Dataset records =>
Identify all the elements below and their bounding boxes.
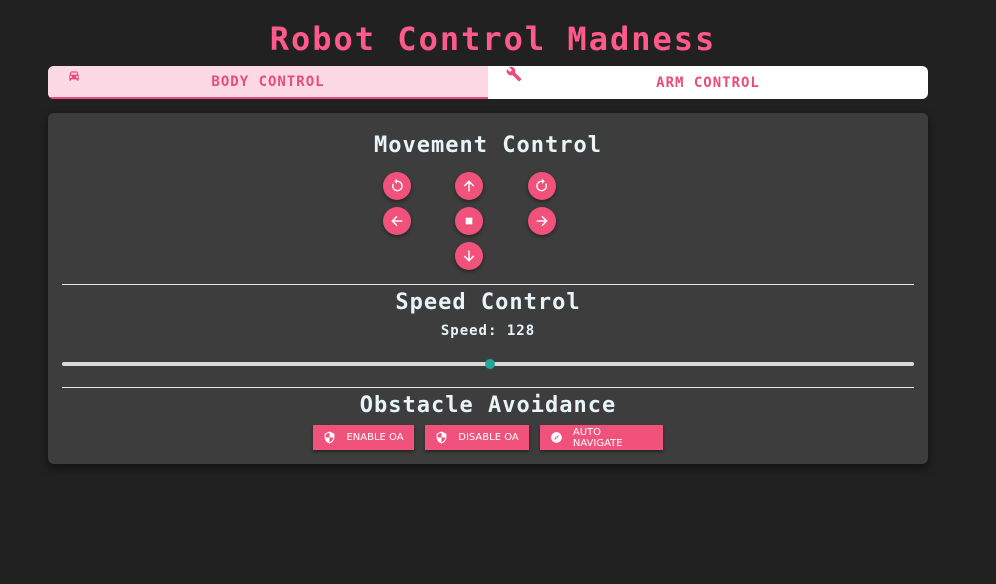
divider	[62, 284, 914, 285]
speed-slider[interactable]	[62, 359, 914, 369]
speed-value-label: Speed: 128	[440, 323, 536, 339]
rotate-right-button[interactable]	[528, 172, 556, 200]
enable-oa-button[interactable]: ENABLE OA	[313, 425, 414, 450]
app-title: Robot Control Madness	[269, 20, 717, 58]
move-forward-button[interactable]	[455, 172, 483, 200]
shield-icon	[325, 431, 335, 444]
disable-oa-label: DISABLE OA	[458, 432, 519, 443]
arrow-up-icon	[463, 180, 475, 192]
speed-slider-thumb[interactable]	[484, 359, 495, 369]
car-icon	[69, 71, 79, 81]
arrow-left-icon	[391, 215, 403, 227]
enable-oa-label: ENABLE OA	[346, 432, 404, 443]
move-right-button[interactable]	[528, 207, 556, 235]
speed-control-heading: Speed Control	[395, 290, 581, 315]
tab-body-control[interactable]: BODY CONTROL	[48, 66, 488, 99]
shield-icon	[436, 431, 447, 444]
movement-control-heading: Movement Control	[374, 133, 602, 158]
tab-body-control-label: BODY CONTROL	[211, 73, 325, 90]
arrow-down-icon	[463, 250, 475, 262]
move-left-button[interactable]	[383, 207, 411, 235]
stop-icon	[465, 217, 473, 225]
arrow-right-icon	[536, 215, 548, 227]
auto-navigate-button[interactable]: AUTO NAVIGATE	[540, 425, 663, 450]
tab-bar: BODY CONTROL ARM CONTROL	[48, 66, 928, 99]
rotate-left-icon	[392, 178, 403, 192]
stop-button[interactable]	[455, 207, 483, 235]
auto-navigate-label: AUTO NAVIGATE	[572, 426, 623, 449]
body-control-panel: Movement Control Speed Control Speed: 12…	[48, 113, 928, 464]
compass-icon	[551, 432, 562, 443]
wrench-icon	[506, 66, 522, 82]
rotate-left-button[interactable]	[383, 172, 411, 200]
divider	[62, 387, 914, 388]
move-backward-button[interactable]	[455, 242, 483, 270]
tab-arm-control-label: ARM CONTROL	[656, 74, 760, 91]
rotate-right-icon	[536, 178, 547, 192]
disable-oa-button[interactable]: DISABLE OA	[425, 425, 529, 450]
obstacle-avoidance-heading: Obstacle Avoidance	[359, 393, 617, 418]
tab-arm-control[interactable]: ARM CONTROL	[488, 66, 928, 99]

The request =>
Collect every line in the rows above that contains the string "NAVIGATE". Case counts.

Finished answer =>
auto-navigate-button[interactable]: AUTO NAVIGATE	[540, 425, 663, 450]
auto-navigate-label: AUTO NAVIGATE	[572, 426, 623, 449]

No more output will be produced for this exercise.